(Figure data in JSON)

- - - - - - -

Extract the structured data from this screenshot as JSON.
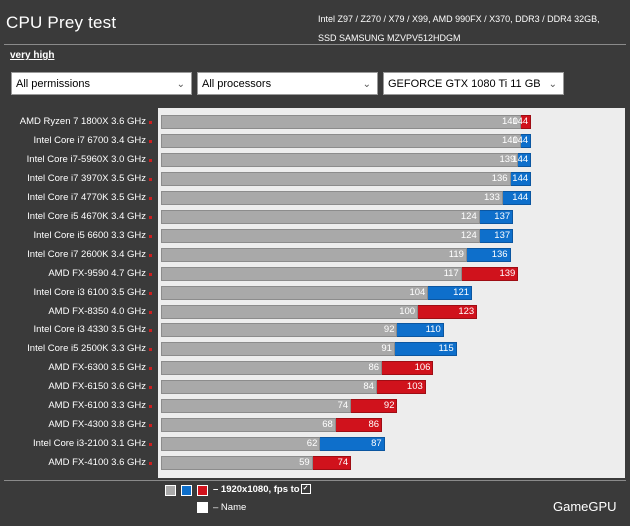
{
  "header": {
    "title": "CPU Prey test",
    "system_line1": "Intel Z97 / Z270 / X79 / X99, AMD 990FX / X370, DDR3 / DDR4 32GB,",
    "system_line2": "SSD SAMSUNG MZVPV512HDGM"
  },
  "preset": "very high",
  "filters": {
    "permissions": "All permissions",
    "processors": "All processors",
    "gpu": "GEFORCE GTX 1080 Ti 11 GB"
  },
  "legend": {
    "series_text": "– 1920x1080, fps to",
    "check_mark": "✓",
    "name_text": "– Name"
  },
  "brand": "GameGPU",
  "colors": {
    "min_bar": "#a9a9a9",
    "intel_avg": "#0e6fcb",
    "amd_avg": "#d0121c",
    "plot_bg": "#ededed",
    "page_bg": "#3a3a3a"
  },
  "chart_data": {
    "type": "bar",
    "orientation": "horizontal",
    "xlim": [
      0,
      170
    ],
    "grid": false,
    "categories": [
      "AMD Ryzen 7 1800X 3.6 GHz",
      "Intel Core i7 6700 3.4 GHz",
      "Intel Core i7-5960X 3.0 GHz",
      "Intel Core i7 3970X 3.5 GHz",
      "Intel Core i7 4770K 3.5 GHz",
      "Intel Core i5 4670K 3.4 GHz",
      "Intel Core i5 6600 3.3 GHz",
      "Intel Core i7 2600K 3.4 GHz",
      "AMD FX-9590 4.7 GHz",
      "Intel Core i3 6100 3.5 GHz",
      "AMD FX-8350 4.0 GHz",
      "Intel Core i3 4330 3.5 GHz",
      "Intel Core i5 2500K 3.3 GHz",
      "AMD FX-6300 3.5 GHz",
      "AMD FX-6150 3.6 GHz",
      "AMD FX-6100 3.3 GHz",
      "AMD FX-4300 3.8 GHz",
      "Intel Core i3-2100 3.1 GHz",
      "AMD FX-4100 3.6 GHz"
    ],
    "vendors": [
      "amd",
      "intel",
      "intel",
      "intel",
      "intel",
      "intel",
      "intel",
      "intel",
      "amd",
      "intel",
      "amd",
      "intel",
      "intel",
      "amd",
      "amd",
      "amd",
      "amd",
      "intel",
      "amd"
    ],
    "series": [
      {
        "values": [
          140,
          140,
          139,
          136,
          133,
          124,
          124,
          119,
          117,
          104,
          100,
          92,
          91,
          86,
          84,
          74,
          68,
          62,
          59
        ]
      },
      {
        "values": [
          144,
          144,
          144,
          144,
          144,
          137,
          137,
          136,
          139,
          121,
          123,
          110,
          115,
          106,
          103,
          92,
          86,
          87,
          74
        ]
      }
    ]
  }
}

- - - - - - -

◆ **Exercise aim**: Which lines above contain the word "Core"? Copy each of them.

◆ **Written solution**:
      "Intel Core i7 6700 3.4 GHz",
      "Intel Core i7-5960X 3.0 GHz",
      "Intel Core i7 3970X 3.5 GHz",
      "Intel Core i7 4770K 3.5 GHz",
      "Intel Core i5 4670K 3.4 GHz",
      "Intel Core i5 6600 3.3 GHz",
      "Intel Core i7 2600K 3.4 GHz",
      "Intel Core i3 6100 3.5 GHz",
      "Intel Core i3 4330 3.5 GHz",
      "Intel Core i5 2500K 3.3 GHz",
      "Intel Core i3-2100 3.1 GHz",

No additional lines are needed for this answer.